__The exercise__
From the listing below, pull each line that includes "为妈妈减轻负担".

__Records supplied__
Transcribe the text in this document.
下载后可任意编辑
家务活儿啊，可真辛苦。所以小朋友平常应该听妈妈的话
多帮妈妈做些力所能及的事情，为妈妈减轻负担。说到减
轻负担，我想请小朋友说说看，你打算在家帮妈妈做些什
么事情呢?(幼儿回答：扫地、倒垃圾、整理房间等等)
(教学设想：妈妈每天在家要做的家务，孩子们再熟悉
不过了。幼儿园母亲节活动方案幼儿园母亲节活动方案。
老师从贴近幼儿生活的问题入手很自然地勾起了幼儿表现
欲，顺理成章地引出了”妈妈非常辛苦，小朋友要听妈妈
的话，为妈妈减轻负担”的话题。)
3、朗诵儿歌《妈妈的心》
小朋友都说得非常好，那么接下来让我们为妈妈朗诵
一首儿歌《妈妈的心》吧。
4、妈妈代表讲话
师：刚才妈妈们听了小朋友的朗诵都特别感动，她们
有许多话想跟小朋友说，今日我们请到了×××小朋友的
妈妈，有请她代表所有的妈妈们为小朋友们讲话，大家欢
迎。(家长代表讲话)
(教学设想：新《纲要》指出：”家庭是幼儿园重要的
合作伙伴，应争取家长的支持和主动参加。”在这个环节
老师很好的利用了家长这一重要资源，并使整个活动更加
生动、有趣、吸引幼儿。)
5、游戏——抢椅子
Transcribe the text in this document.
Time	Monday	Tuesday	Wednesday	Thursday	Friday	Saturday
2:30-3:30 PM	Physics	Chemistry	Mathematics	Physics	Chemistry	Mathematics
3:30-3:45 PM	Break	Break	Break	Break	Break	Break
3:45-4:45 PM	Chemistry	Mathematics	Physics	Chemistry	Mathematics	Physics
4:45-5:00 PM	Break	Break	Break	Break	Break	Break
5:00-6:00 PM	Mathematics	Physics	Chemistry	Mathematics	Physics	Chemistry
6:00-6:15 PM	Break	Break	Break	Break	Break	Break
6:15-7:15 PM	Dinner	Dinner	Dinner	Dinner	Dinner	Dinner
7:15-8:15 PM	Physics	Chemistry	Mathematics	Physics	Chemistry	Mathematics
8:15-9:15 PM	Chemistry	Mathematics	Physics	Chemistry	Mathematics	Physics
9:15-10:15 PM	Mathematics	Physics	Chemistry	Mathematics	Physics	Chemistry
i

__Result for this exercise__
多帮妈妈做些力所能及的事情，为妈妈减轻负担。说到减
的话，为妈妈减轻负担”的话题。)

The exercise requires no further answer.